▶ _WHAT THE EXERCISE ASKS_:
Copy all the entries below exactly, but not the pictures.

--- begin RAW RECORDS ---

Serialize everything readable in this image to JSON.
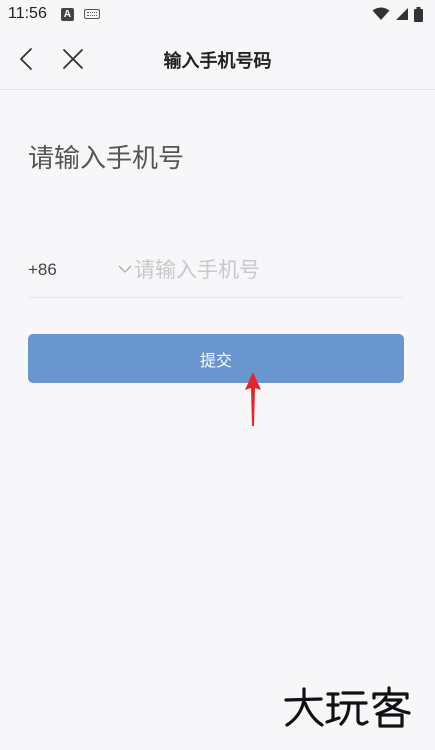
{
  "status_bar": {
    "time": "11:56",
    "icons": [
      "a-icon",
      "keyboard-icon",
      "wifi-icon",
      "signal-icon",
      "battery-icon"
    ]
  },
  "nav": {
    "title": "输入手机号码",
    "back_icon": "chevron-left-icon",
    "close_icon": "close-icon"
  },
  "main": {
    "heading": "请输入手机号",
    "country_code": "+86",
    "phone_placeholder": "请输入手机号",
    "phone_value": "",
    "submit_label": "提交"
  },
  "colors": {
    "accent": "#6a96cf",
    "arrow": "#e8232a"
  },
  "watermark": {
    "text": "大玩客"
  }
}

--- end RAW RECORDS ---

▶ _ANSWER TO THIS PROBLEM_:
Serialize everything readable in this image to JSON.
{
  "status_bar": {
    "time": "11:56",
    "icons": [
      "a-icon",
      "keyboard-icon",
      "wifi-icon",
      "signal-icon",
      "battery-icon"
    ]
  },
  "nav": {
    "title": "输入手机号码",
    "back_icon": "chevron-left-icon",
    "close_icon": "close-icon"
  },
  "main": {
    "heading": "请输入手机号",
    "country_code": "+86",
    "phone_placeholder": "请输入手机号",
    "phone_value": "",
    "submit_label": "提交"
  },
  "colors": {
    "accent": "#6a96cf",
    "arrow": "#e8232a"
  },
  "watermark": {
    "text": "大玩客"
  }
}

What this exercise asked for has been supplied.